WHAT YOU NEED TO DO
Copy all records verbatim.

RECORDED INFORMATION
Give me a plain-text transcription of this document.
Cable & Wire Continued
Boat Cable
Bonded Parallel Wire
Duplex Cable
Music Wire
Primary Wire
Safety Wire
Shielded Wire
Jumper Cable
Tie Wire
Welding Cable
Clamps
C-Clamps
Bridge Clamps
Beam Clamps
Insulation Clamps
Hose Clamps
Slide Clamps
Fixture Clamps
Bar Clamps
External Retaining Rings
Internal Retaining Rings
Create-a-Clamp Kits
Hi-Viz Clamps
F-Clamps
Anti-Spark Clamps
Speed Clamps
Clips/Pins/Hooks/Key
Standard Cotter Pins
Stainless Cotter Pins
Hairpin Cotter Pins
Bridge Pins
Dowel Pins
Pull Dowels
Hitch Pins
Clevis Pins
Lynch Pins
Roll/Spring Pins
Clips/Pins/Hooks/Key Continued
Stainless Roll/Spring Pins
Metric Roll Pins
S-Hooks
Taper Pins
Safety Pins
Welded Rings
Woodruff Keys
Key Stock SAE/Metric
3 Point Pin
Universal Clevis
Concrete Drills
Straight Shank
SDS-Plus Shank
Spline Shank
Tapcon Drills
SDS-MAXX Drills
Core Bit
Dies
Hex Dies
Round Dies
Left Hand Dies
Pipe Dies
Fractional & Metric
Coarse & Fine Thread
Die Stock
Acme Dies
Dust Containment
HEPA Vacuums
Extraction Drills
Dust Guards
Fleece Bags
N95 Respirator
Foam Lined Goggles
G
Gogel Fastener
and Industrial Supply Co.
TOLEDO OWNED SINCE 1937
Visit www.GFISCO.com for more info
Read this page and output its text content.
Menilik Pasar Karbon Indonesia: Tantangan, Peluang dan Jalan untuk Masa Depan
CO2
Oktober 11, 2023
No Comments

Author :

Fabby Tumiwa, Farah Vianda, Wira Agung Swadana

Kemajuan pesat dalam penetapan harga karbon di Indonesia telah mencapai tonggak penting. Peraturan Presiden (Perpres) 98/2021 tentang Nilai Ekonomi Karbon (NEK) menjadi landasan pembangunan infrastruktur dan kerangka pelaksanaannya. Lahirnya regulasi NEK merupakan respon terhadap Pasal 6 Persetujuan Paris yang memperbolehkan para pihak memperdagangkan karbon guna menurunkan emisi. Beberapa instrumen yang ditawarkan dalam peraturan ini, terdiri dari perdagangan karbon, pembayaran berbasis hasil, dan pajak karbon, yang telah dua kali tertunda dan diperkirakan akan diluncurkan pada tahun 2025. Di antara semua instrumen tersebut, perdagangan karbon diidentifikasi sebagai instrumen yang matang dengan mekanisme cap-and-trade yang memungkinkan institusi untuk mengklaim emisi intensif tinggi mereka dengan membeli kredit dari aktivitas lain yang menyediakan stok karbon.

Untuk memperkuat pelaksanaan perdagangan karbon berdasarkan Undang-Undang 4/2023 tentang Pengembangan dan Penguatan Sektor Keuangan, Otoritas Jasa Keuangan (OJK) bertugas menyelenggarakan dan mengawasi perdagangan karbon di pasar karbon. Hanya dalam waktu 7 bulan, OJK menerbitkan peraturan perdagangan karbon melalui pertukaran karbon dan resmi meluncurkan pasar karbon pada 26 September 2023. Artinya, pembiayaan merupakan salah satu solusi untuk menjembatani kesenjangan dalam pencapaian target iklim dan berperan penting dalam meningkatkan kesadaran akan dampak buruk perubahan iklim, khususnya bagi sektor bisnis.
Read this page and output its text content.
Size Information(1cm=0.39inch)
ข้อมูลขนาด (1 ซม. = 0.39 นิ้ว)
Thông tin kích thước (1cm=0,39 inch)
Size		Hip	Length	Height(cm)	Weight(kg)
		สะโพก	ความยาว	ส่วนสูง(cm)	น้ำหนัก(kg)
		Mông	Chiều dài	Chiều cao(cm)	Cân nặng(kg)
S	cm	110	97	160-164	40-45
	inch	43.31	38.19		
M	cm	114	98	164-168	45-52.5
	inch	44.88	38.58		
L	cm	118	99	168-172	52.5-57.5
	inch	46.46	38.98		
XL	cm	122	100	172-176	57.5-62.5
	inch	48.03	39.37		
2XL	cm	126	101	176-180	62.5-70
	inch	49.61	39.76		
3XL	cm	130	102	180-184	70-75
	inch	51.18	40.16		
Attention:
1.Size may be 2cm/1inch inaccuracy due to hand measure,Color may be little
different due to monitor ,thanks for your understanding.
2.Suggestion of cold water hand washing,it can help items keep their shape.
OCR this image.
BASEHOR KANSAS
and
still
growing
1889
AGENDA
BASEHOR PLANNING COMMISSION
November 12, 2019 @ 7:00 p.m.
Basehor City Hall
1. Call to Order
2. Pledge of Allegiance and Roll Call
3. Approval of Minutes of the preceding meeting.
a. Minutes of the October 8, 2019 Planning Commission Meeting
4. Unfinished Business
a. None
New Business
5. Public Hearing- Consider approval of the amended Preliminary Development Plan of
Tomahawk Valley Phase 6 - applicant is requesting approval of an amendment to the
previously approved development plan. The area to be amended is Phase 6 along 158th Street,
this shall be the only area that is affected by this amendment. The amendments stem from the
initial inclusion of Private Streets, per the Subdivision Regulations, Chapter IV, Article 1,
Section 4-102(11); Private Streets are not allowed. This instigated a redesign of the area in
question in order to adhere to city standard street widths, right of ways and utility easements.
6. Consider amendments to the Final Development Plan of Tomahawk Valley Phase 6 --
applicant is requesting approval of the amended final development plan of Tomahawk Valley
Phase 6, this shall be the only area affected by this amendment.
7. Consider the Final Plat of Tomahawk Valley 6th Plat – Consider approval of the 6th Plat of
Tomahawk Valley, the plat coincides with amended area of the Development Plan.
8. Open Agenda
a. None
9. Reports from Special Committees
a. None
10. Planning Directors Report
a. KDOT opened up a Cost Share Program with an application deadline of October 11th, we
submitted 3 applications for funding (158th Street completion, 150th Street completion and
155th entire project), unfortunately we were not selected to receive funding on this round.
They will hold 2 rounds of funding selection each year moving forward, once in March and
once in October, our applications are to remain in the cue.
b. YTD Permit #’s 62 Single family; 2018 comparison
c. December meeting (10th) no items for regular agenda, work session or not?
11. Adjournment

IN RESPONSE
Give me a plain-text transcription of this document.
Cable & Wire Continued
Boat Cable
Bonded Parallel Wire
Duplex Cable
Music Wire
Primary Wire
Safety Wire
Shielded Wire
Jumper Cable
Tie Wire
Welding Cable
Clamps
C-Clamps
Bridge Clamps
Beam Clamps
Insulation Clamps
Hose Clamps
Slide Clamps
Fixture Clamps
Bar Clamps
External Retaining Rings
Internal Retaining Rings
Create-a-Clamp Kits
Hi-Viz Clamps
F-Clamps
Anti-Spark Clamps
Speed Clamps
Clips/Pins/Hooks/Key
Standard Cotter Pins
Stainless Cotter Pins
Hairpin Cotter Pins
Bridge Pins
Dowel Pins
Pull Dowels
Hitch Pins
Clevis Pins
Lynch Pins
Roll/Spring Pins
Clips/Pins/Hooks/Key Continued
Stainless Roll/Spring Pins
Metric Roll Pins
S-Hooks
Taper Pins
Safety Pins
Welded Rings
Woodruff Keys
Key Stock SAE/Metric
3 Point Pin
Universal Clevis
Concrete Drills
Straight Shank
SDS-Plus Shank
Spline Shank
Tapcon Drills
SDS-MAXX Drills
Core Bit
Dies
Hex Dies
Round Dies
Left Hand Dies
Pipe Dies
Fractional & Metric
Coarse & Fine Thread
Die Stock
Acme Dies
Dust Containment
HEPA Vacuums
Extraction Drills
Dust Guards
Fleece Bags
N95 Respirator
Foam Lined Goggles
G
Gogel Fastener
and Industrial Supply Co.
TOLEDO OWNED SINCE 1937
Visit www.GFISCO.com for more info
Read this page and output its text content.
Menilik Pasar Karbon Indonesia: Tantangan, Peluang dan Jalan untuk Masa Depan
CO2
Oktober 11, 2023
No Comments

Author :

Fabby Tumiwa, Farah Vianda, Wira Agung Swadana

Kemajuan pesat dalam penetapan harga karbon di Indonesia telah mencapai tonggak penting. Peraturan Presiden (Perpres) 98/2021 tentang Nilai Ekonomi Karbon (NEK) menjadi landasan pembangunan infrastruktur dan kerangka pelaksanaannya. Lahirnya regulasi NEK merupakan respon terhadap Pasal 6 Persetujuan Paris yang memperbolehkan para pihak memperdagangkan karbon guna menurunkan emisi. Beberapa instrumen yang ditawarkan dalam peraturan ini, terdiri dari perdagangan karbon, pembayaran berbasis hasil, dan pajak karbon, yang telah dua kali tertunda dan diperkirakan akan diluncurkan pada tahun 2025. Di antara semua instrumen tersebut, perdagangan karbon diidentifikasi sebagai instrumen yang matang dengan mekanisme cap-and-trade yang memungkinkan institusi untuk mengklaim emisi intensif tinggi mereka dengan membeli kredit dari aktivitas lain yang menyediakan stok karbon.

Untuk memperkuat pelaksanaan perdagangan karbon berdasarkan Undang-Undang 4/2023 tentang Pengembangan dan Penguatan Sektor Keuangan, Otoritas Jasa Keuangan (OJK) bertugas menyelenggarakan dan mengawasi perdagangan karbon di pasar karbon. Hanya dalam waktu 7 bulan, OJK menerbitkan peraturan perdagangan karbon melalui pertukaran karbon dan resmi meluncurkan pasar karbon pada 26 September 2023. Artinya, pembiayaan merupakan salah satu solusi untuk menjembatani kesenjangan dalam pencapaian target iklim dan berperan penting dalam meningkatkan kesadaran akan dampak buruk perubahan iklim, khususnya bagi sektor bisnis.
Read this page and output its text content.
Size Information(1cm=0.39inch)
ข้อมูลขนาด (1 ซม. = 0.39 นิ้ว)
Thông tin kích thước (1cm=0,39 inch)
Size		Hip	Length	Height(cm)	Weight(kg)
		สะโพก	ความยาว	ส่วนสูง(cm)	น้ำหนัก(kg)
		Mông	Chiều dài	Chiều cao(cm)	Cân nặng(kg)
S	cm	110	97	160-164	40-45
	inch	43.31	38.19		
M	cm	114	98	164-168	45-52.5
	inch	44.88	38.58		
L	cm	118	99	168-172	52.5-57.5
	inch	46.46	38.98		
XL	cm	122	100	172-176	57.5-62.5
	inch	48.03	39.37		
2XL	cm	126	101	176-180	62.5-70
	inch	49.61	39.76		
3XL	cm	130	102	180-184	70-75
	inch	51.18	40.16		
Attention:
1.Size may be 2cm/1inch inaccuracy due to hand measure,Color may be little
different due to monitor ,thanks for your understanding.
2.Suggestion of cold water hand washing,it can help items keep their shape.
OCR this image.
BASEHOR KANSAS
and
still
growing
1889
AGENDA
BASEHOR PLANNING COMMISSION
November 12, 2019 @ 7:00 p.m.
Basehor City Hall
1. Call to Order
2. Pledge of Allegiance and Roll Call
3. Approval of Minutes of the preceding meeting.
a. Minutes of the October 8, 2019 Planning Commission Meeting
4. Unfinished Business
a. None
New Business
5. Public Hearing- Consider approval of the amended Preliminary Development Plan of
Tomahawk Valley Phase 6 - applicant is requesting approval of an amendment to the
previously approved development plan. The area to be amended is Phase 6 along 158th Street,
this shall be the only area that is affected by this amendment. The amendments stem from the
initial inclusion of Private Streets, per the Subdivision Regulations, Chapter IV, Article 1,
Section 4-102(11); Private Streets are not allowed. This instigated a redesign of the area in
question in order to adhere to city standard street widths, right of ways and utility easements.
6. Consider amendments to the Final Development Plan of Tomahawk Valley Phase 6 --
applicant is requesting approval of the amended final development plan of Tomahawk Valley
Phase 6, this shall be the only area affected by this amendment.
7. Consider the Final Plat of Tomahawk Valley 6th Plat – Consider approval of the 6th Plat of
Tomahawk Valley, the plat coincides with amended area of the Development Plan.
8. Open Agenda
a. None
9. Reports from Special Committees
a. None
10. Planning Directors Report
a. KDOT opened up a Cost Share Program with an application deadline of October 11th, we
submitted 3 applications for funding (158th Street completion, 150th Street completion and
155th entire project), unfortunately we were not selected to receive funding on this round.
They will hold 2 rounds of funding selection each year moving forward, once in March and
once in October, our applications are to remain in the cue.
b. YTD Permit #’s 62 Single family; 2018 comparison
c. December meeting (10th) no items for regular agenda, work session or not?
11. Adjournment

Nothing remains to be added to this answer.